● TASK REQUIREMENTS
Continue the passage on TCRα/δ translocations in T-ALL patients from its last sentence.

● PROVIDED TEXT
┌────────

Of 280 T-ALL patients, 38 (13%) demonstrated a TCRα/δ translocation by cytogenetic and FISH analysis. These were more frequent in adult patients (29 of 152; 19%) compared with pediatric patients (9 of 128; 7%; P = .002). As for the TCRβ–translocated patients, only 15 of 30 TCRα/δ–translocated T-ALL patients with available karyotypic data harbored 14q11 abnormalities (Table 2).

LM-PCR and/or dual-color FISH allowed the identification of 36 oncogene partners from these 38 split-TCRα/δ T-ALL patients (Table 2), with only 2 cases remaining unidentified. TLX1 represented the most frequent TCRα/δ partner (as expected, mainly in adults [19 of 29] compared with 2 of 9 in children), but there were also 7 cases of LMO2, 5 TAL1, and 1 MYC, with no apparent age influence. Compared with the relatively frequency of TCRβ-HOXA, there was a striking absence of TCRα/δ-HOXA rearrangements. One trans-rearrangement between the TCRδ and IgH loci was observed in a TLX3-expressing T-ALL patient (Table 2).

└────────

[Bounding box prediction entries]
┌────────

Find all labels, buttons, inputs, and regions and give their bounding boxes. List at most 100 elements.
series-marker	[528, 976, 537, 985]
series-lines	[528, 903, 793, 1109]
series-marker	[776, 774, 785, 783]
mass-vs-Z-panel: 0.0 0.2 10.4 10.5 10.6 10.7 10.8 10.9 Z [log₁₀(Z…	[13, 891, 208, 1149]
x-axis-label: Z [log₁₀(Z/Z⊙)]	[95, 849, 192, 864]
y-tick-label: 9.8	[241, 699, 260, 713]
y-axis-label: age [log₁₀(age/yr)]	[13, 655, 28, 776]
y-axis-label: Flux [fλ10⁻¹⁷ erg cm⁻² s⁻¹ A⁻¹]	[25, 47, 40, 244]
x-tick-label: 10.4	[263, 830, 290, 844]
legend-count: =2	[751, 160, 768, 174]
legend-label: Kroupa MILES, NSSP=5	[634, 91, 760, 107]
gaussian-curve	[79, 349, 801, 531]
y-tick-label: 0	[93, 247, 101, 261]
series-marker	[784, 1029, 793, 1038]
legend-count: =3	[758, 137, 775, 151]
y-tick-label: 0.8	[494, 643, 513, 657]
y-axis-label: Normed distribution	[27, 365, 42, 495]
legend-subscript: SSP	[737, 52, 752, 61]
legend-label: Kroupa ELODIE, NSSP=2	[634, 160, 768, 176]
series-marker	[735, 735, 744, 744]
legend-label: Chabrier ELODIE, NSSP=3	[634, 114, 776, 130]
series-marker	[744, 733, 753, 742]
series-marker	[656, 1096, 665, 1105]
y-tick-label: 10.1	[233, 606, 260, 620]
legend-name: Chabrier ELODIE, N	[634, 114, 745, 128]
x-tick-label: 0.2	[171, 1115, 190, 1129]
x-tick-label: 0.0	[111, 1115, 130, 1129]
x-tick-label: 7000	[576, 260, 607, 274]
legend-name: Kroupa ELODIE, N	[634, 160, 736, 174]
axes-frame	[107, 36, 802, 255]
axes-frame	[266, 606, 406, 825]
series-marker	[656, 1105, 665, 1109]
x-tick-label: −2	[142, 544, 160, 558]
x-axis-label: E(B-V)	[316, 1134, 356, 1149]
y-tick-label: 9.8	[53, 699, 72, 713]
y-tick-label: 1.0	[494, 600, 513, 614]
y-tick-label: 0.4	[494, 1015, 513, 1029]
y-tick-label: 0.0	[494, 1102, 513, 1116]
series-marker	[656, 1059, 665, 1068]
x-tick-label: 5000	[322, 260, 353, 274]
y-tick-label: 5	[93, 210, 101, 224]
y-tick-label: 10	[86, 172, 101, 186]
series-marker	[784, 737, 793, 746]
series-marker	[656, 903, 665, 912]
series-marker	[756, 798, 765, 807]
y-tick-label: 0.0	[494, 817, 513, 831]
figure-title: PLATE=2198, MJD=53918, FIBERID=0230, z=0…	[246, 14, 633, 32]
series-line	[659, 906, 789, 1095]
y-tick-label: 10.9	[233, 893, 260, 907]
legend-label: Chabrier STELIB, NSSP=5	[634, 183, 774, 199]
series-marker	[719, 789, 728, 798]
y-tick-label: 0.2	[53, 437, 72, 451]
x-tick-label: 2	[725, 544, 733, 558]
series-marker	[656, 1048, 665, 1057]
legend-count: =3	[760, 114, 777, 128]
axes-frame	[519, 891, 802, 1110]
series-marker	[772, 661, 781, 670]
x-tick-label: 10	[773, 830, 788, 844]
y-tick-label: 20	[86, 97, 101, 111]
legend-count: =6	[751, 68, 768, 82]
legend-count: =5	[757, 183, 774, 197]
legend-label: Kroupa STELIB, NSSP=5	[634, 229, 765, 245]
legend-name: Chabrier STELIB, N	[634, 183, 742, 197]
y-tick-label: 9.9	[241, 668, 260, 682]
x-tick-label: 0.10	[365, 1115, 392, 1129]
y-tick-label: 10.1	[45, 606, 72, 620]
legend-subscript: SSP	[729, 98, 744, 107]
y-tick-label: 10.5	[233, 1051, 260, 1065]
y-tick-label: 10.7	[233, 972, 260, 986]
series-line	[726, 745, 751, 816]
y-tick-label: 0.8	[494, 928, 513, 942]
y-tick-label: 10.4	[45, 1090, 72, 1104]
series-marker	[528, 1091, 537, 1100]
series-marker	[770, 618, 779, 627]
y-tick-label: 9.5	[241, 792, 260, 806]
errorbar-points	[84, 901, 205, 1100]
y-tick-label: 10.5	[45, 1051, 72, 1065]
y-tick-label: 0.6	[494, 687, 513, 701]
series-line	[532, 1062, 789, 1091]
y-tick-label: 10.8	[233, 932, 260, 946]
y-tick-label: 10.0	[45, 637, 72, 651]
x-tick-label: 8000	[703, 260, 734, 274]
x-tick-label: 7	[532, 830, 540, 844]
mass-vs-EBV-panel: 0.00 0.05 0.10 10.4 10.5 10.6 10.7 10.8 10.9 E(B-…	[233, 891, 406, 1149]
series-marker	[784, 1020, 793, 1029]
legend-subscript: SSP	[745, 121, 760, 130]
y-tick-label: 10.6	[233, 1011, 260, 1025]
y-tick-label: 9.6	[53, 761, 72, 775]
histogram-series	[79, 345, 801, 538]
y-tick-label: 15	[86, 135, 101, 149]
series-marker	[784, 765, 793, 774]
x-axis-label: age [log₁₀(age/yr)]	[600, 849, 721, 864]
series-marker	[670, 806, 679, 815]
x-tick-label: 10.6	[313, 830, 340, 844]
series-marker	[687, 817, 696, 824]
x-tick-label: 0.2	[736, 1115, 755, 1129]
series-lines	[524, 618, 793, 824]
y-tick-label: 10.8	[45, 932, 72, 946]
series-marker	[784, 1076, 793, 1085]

└────────

● RESPONSE
Two new partners were identified by LM-PCR: NKX2-4 (NK2 homeobox 4) on chromosome 20p11 and GNAQ (guanine nucleoside binding protein) on chromosome 9q21. Molecular junctional characterization of the TCRa/δ-NKX2-4 (T-ALL439) demonstrated that the translocation put the NKX2-4 gene under the control of the TCRα enhancer (Eα; Figure 1C). Quantitative RT-PCR analysis of NKX2-4 transcript expression confirmed NKX2-4 overexpression in this sample compared with other T-ALL, peripheral blood lymphocytes, and thymic samples (supplemental Figure 3). The TCRα/δ-GNAQ-TLX1 patient (T-ALL244 in Figure 1D and Table 2) demonstrated a karyotypic t(9;10;14)(q22;q23;q11). On the basis of LM-PCR results and the overexpression of TLX1, we performed 3-color FISH analysis using a combination of TLX1 (red), GNAQ (yellow), and TCRα/δ (green) probes. We demonstrated a fusion of GNAQ and TCRα/δ, GNAQ and TLX1, on the der(9) and der(10), respectively. However, FISH analysis on the der(14) revealed a complex rearrangement and a fusion on 14q, of, sequentially, TLX1, GNAQ, and TCRα/δ (telomere to centromere). By LM-PCR it was possible to identify the GNAQ-TCRα/δ junction (Figure 1D), but not the TLX1 junction(s).

Another patient (T-ALL500) showed a translocation with 3 partners, including TLX1, TCRδ, and TCRβ, which was confirmed by 3-color FISH analysis (supplemental Figure 4).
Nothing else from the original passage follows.